# AIM:
Search the material and gather each line with "tide" in it.

══════

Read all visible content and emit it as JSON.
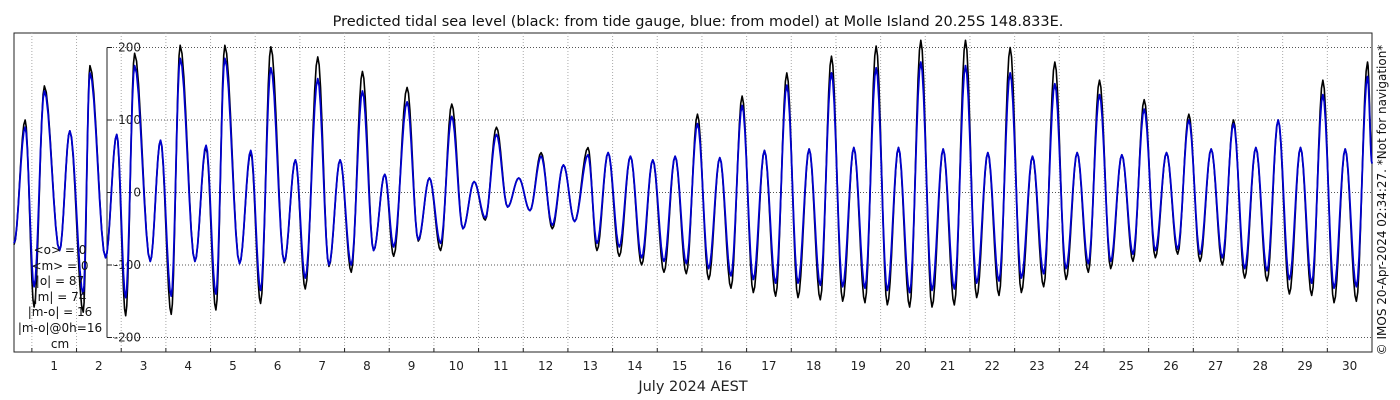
{
  "chart_data": {
    "type": "line",
    "title": "Predicted tidal sea level (black: from tide gauge, blue: from model) at Molle Island 20.25S 148.833E.",
    "xlabel": "July 2024 AEST",
    "ylabel": "",
    "xlim": [
      0.6,
      31.0
    ],
    "ylim": [
      -220,
      220
    ],
    "y_ticks": [
      -200,
      -100,
      0,
      100,
      200
    ],
    "x_tick_labels": [
      "1",
      "2",
      "3",
      "4",
      "5",
      "6",
      "7",
      "8",
      "9",
      "10",
      "11",
      "12",
      "13",
      "14",
      "15",
      "16",
      "17",
      "18",
      "19",
      "20",
      "21",
      "22",
      "23",
      "24",
      "25",
      "26",
      "27",
      "28",
      "29",
      "30"
    ],
    "grid": true,
    "series": [
      {
        "name": "from tide gauge",
        "color": "#000000",
        "x_unit": "day of July 2024",
        "extrema": [
          [
            0.6,
            -72
          ],
          [
            0.85,
            100
          ],
          [
            1.05,
            -158
          ],
          [
            1.28,
            147
          ],
          [
            1.62,
            -80
          ],
          [
            1.85,
            85
          ],
          [
            2.15,
            -165
          ],
          [
            2.3,
            175
          ],
          [
            2.65,
            -90
          ],
          [
            2.9,
            80
          ],
          [
            3.1,
            -170
          ],
          [
            3.3,
            192
          ],
          [
            3.65,
            -95
          ],
          [
            3.88,
            72
          ],
          [
            4.12,
            -168
          ],
          [
            4.32,
            203
          ],
          [
            4.65,
            -95
          ],
          [
            4.9,
            62
          ],
          [
            5.12,
            -162
          ],
          [
            5.32,
            203
          ],
          [
            5.65,
            -98
          ],
          [
            5.9,
            55
          ],
          [
            6.12,
            -153
          ],
          [
            6.35,
            201
          ],
          [
            6.65,
            -97
          ],
          [
            6.9,
            45
          ],
          [
            7.12,
            -133
          ],
          [
            7.4,
            187
          ],
          [
            7.65,
            -102
          ],
          [
            7.9,
            45
          ],
          [
            8.15,
            -110
          ],
          [
            8.4,
            167
          ],
          [
            8.65,
            -80
          ],
          [
            8.9,
            25
          ],
          [
            9.1,
            -88
          ],
          [
            9.4,
            145
          ],
          [
            9.65,
            -67
          ],
          [
            9.9,
            20
          ],
          [
            10.15,
            -80
          ],
          [
            10.4,
            122
          ],
          [
            10.65,
            -50
          ],
          [
            10.9,
            15
          ],
          [
            11.15,
            -38
          ],
          [
            11.4,
            90
          ],
          [
            11.65,
            -20
          ],
          [
            11.9,
            20
          ],
          [
            12.15,
            -25
          ],
          [
            12.4,
            55
          ],
          [
            12.65,
            -50
          ],
          [
            12.9,
            38
          ],
          [
            13.15,
            -40
          ],
          [
            13.45,
            62
          ],
          [
            13.65,
            -80
          ],
          [
            13.9,
            55
          ],
          [
            14.15,
            -88
          ],
          [
            14.4,
            50
          ],
          [
            14.65,
            -100
          ],
          [
            14.9,
            45
          ],
          [
            15.15,
            -110
          ],
          [
            15.4,
            50
          ],
          [
            15.65,
            -112
          ],
          [
            15.9,
            108
          ],
          [
            16.15,
            -120
          ],
          [
            16.4,
            48
          ],
          [
            16.65,
            -132
          ],
          [
            16.9,
            133
          ],
          [
            17.15,
            -138
          ],
          [
            17.4,
            58
          ],
          [
            17.65,
            -143
          ],
          [
            17.9,
            165
          ],
          [
            18.15,
            -145
          ],
          [
            18.4,
            60
          ],
          [
            18.65,
            -148
          ],
          [
            18.9,
            188
          ],
          [
            19.15,
            -150
          ],
          [
            19.4,
            62
          ],
          [
            19.65,
            -152
          ],
          [
            19.9,
            202
          ],
          [
            20.15,
            -155
          ],
          [
            20.4,
            62
          ],
          [
            20.65,
            -158
          ],
          [
            20.9,
            210
          ],
          [
            21.15,
            -158
          ],
          [
            21.4,
            60
          ],
          [
            21.65,
            -155
          ],
          [
            21.9,
            210
          ],
          [
            22.15,
            -145
          ],
          [
            22.4,
            55
          ],
          [
            22.65,
            -142
          ],
          [
            22.9,
            200
          ],
          [
            23.15,
            -138
          ],
          [
            23.4,
            50
          ],
          [
            23.65,
            -130
          ],
          [
            23.9,
            180
          ],
          [
            24.15,
            -120
          ],
          [
            24.4,
            55
          ],
          [
            24.65,
            -110
          ],
          [
            24.9,
            155
          ],
          [
            25.15,
            -105
          ],
          [
            25.4,
            52
          ],
          [
            25.65,
            -95
          ],
          [
            25.9,
            128
          ],
          [
            26.15,
            -90
          ],
          [
            26.4,
            55
          ],
          [
            26.65,
            -85
          ],
          [
            26.9,
            108
          ],
          [
            27.15,
            -95
          ],
          [
            27.4,
            60
          ],
          [
            27.65,
            -100
          ],
          [
            27.9,
            100
          ],
          [
            28.15,
            -118
          ],
          [
            28.4,
            62
          ],
          [
            28.65,
            -122
          ],
          [
            28.9,
            100
          ],
          [
            29.15,
            -140
          ],
          [
            29.4,
            62
          ],
          [
            29.65,
            -142
          ],
          [
            29.9,
            155
          ],
          [
            30.15,
            -152
          ],
          [
            30.4,
            60
          ],
          [
            30.65,
            -150
          ],
          [
            30.9,
            180
          ],
          [
            31.0,
            40
          ]
        ]
      },
      {
        "name": "from model",
        "color": "#0000cc",
        "x_unit": "day of July 2024",
        "extrema": [
          [
            0.6,
            -70
          ],
          [
            0.85,
            90
          ],
          [
            1.05,
            -130
          ],
          [
            1.28,
            140
          ],
          [
            1.62,
            -80
          ],
          [
            1.85,
            85
          ],
          [
            2.15,
            -140
          ],
          [
            2.3,
            165
          ],
          [
            2.65,
            -90
          ],
          [
            2.9,
            80
          ],
          [
            3.1,
            -145
          ],
          [
            3.3,
            175
          ],
          [
            3.65,
            -95
          ],
          [
            3.88,
            72
          ],
          [
            4.12,
            -143
          ],
          [
            4.32,
            185
          ],
          [
            4.65,
            -95
          ],
          [
            4.9,
            65
          ],
          [
            5.12,
            -140
          ],
          [
            5.32,
            185
          ],
          [
            5.65,
            -98
          ],
          [
            5.9,
            58
          ],
          [
            6.12,
            -135
          ],
          [
            6.35,
            172
          ],
          [
            6.65,
            -95
          ],
          [
            6.9,
            45
          ],
          [
            7.12,
            -118
          ],
          [
            7.4,
            157
          ],
          [
            7.65,
            -100
          ],
          [
            7.9,
            45
          ],
          [
            8.15,
            -100
          ],
          [
            8.4,
            140
          ],
          [
            8.65,
            -80
          ],
          [
            8.9,
            25
          ],
          [
            9.1,
            -75
          ],
          [
            9.4,
            125
          ],
          [
            9.65,
            -65
          ],
          [
            9.9,
            20
          ],
          [
            10.15,
            -70
          ],
          [
            10.4,
            105
          ],
          [
            10.65,
            -50
          ],
          [
            10.9,
            15
          ],
          [
            11.15,
            -35
          ],
          [
            11.4,
            80
          ],
          [
            11.65,
            -20
          ],
          [
            11.9,
            20
          ],
          [
            12.15,
            -25
          ],
          [
            12.4,
            50
          ],
          [
            12.65,
            -45
          ],
          [
            12.9,
            38
          ],
          [
            13.15,
            -40
          ],
          [
            13.45,
            52
          ],
          [
            13.65,
            -70
          ],
          [
            13.9,
            55
          ],
          [
            14.15,
            -75
          ],
          [
            14.4,
            50
          ],
          [
            14.65,
            -90
          ],
          [
            14.9,
            45
          ],
          [
            15.15,
            -95
          ],
          [
            15.4,
            50
          ],
          [
            15.65,
            -98
          ],
          [
            15.9,
            95
          ],
          [
            16.15,
            -105
          ],
          [
            16.4,
            48
          ],
          [
            16.65,
            -115
          ],
          [
            16.9,
            120
          ],
          [
            17.15,
            -120
          ],
          [
            17.4,
            58
          ],
          [
            17.65,
            -125
          ],
          [
            17.9,
            148
          ],
          [
            18.15,
            -125
          ],
          [
            18.4,
            60
          ],
          [
            18.65,
            -128
          ],
          [
            18.9,
            165
          ],
          [
            19.15,
            -130
          ],
          [
            19.4,
            62
          ],
          [
            19.65,
            -132
          ],
          [
            19.9,
            172
          ],
          [
            20.15,
            -135
          ],
          [
            20.4,
            62
          ],
          [
            20.65,
            -138
          ],
          [
            20.9,
            180
          ],
          [
            21.15,
            -135
          ],
          [
            21.4,
            60
          ],
          [
            21.65,
            -133
          ],
          [
            21.9,
            175
          ],
          [
            22.15,
            -125
          ],
          [
            22.4,
            55
          ],
          [
            22.65,
            -122
          ],
          [
            22.9,
            165
          ],
          [
            23.15,
            -118
          ],
          [
            23.4,
            50
          ],
          [
            23.65,
            -112
          ],
          [
            23.9,
            150
          ],
          [
            24.15,
            -105
          ],
          [
            24.4,
            55
          ],
          [
            24.65,
            -98
          ],
          [
            24.9,
            135
          ],
          [
            25.15,
            -95
          ],
          [
            25.4,
            52
          ],
          [
            25.65,
            -85
          ],
          [
            25.9,
            115
          ],
          [
            26.15,
            -80
          ],
          [
            26.4,
            55
          ],
          [
            26.65,
            -78
          ],
          [
            26.9,
            100
          ],
          [
            27.15,
            -85
          ],
          [
            27.4,
            60
          ],
          [
            27.65,
            -90
          ],
          [
            27.9,
            95
          ],
          [
            28.15,
            -105
          ],
          [
            28.4,
            62
          ],
          [
            28.65,
            -108
          ],
          [
            28.9,
            100
          ],
          [
            29.15,
            -120
          ],
          [
            29.4,
            62
          ],
          [
            29.65,
            -125
          ],
          [
            29.9,
            135
          ],
          [
            30.15,
            -132
          ],
          [
            30.4,
            60
          ],
          [
            30.65,
            -130
          ],
          [
            30.9,
            160
          ],
          [
            31.0,
            40
          ]
        ]
      }
    ]
  },
  "stats": {
    "lines": [
      "<o> = 0",
      "<m> = 0",
      "|o| = 87",
      "|m| = 74",
      "|m-o| = 16",
      "|m-o|@0h=16",
      "cm"
    ]
  },
  "credit": "© IMOS 20-Apr-2024 02:34:27. *Not for navigation*"
}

══════

# RESPONSE TO THIS EXERCISE:
    "title": "Predicted tidal sea level (black: from tide gauge, blue: from model) at Molle Island 20.25S 148.833E.",
        "name": "from tide gauge",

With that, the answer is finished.